» **WHAT YOU HAVE TO DO**:
Reproduce the material exactly, omitting nothing.

» **INPUT ROWS**:

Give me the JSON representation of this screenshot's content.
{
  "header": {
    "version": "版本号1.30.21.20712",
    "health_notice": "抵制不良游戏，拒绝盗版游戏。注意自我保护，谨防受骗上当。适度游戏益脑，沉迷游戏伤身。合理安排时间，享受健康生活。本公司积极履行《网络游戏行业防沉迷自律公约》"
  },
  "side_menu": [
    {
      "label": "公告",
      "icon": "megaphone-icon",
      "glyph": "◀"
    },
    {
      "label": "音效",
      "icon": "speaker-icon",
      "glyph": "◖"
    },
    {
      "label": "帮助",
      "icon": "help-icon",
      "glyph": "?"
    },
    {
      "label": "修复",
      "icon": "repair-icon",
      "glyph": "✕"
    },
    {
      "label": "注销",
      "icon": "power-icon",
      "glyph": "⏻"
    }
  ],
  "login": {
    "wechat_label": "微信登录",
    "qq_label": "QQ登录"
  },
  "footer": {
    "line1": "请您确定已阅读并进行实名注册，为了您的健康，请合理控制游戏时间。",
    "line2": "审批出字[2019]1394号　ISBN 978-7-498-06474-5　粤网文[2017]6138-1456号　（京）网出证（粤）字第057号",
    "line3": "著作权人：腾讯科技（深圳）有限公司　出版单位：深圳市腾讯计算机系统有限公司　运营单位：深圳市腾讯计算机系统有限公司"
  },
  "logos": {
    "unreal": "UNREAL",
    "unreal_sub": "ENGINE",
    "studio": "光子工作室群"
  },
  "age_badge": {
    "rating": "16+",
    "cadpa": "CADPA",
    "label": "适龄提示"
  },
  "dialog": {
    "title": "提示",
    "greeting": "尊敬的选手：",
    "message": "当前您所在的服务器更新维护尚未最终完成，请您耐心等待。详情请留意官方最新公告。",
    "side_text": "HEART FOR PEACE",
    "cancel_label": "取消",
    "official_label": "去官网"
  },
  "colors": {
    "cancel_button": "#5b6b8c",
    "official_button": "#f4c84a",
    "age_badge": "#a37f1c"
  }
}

» **WRITTEN RESPONSE**:
Give me the JSON representation of this screenshot's content.
{
  "header": {
    "version": "版本号1.30.21.20712",
    "health_notice": "抵制不良游戏，拒绝盗版游戏。注意自我保护，谨防受骗上当。适度游戏益脑，沉迷游戏伤身。合理安排时间，享受健康生活。本公司积极履行《网络游戏行业防沉迷自律公约》"
  },
  "side_menu": [
    {
      "label": "公告",
      "icon": "megaphone-icon",
      "glyph": "◀"
    },
    {
      "label": "音效",
      "icon": "speaker-icon",
      "glyph": "◖"
    },
    {
      "label": "帮助",
      "icon": "help-icon",
      "glyph": "?"
    },
    {
      "label": "修复",
      "icon": "repair-icon",
      "glyph": "✕"
    },
    {
      "label": "注销",
      "icon": "power-icon",
      "glyph": "⏻"
    }
  ],
  "login": {
    "wechat_label": "微信登录",
    "qq_label": "QQ登录"
  },
  "footer": {
    "line1": "请您确定已阅读并进行实名注册，为了您的健康，请合理控制游戏时间。",
    "line2": "审批出字[2019]1394号　ISBN 978-7-498-06474-5　粤网文[2017]6138-1456号　（京）网出证（粤）字第057号",
    "line3": "著作权人：腾讯科技（深圳）有限公司　出版单位：深圳市腾讯计算机系统有限公司　运营单位：深圳市腾讯计算机系统有限公司"
  },
  "logos": {
    "unreal": "UNREAL",
    "unreal_sub": "ENGINE",
    "studio": "光子工作室群"
  },
  "age_badge": {
    "rating": "16+",
    "cadpa": "CADPA",
    "label": "适龄提示"
  },
  "dialog": {
    "title": "提示",
    "greeting": "尊敬的选手：",
    "message": "当前您所在的服务器更新维护尚未最终完成，请您耐心等待。详情请留意官方最新公告。",
    "side_text": "HEART FOR PEACE",
    "cancel_label": "取消",
    "official_label": "去官网"
  },
  "colors": {
    "cancel_button": "#5b6b8c",
    "official_button": "#f4c84a",
    "age_badge": "#a37f1c"
  }
}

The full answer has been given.